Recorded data
◆ ◆ ◆ ◆ ◆
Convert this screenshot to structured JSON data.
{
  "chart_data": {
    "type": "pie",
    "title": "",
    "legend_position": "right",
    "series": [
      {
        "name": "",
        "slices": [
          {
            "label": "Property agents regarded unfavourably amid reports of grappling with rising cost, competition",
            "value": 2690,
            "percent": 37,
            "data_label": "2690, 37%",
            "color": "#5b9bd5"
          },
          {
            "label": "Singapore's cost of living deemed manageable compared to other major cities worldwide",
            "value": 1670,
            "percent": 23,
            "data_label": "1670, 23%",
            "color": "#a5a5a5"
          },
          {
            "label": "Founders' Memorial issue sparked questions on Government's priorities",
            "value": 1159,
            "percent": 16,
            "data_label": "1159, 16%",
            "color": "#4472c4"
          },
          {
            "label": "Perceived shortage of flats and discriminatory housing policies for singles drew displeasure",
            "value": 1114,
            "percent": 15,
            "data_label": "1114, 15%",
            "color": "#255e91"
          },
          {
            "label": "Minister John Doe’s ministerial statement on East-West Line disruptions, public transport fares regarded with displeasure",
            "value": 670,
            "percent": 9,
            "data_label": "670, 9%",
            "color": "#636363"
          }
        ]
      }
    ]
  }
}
◆ ◆ ◆ ◆ ◆
Find every line that includes the string "regarded". Report how many there are and nothing else.

Problem solution: 2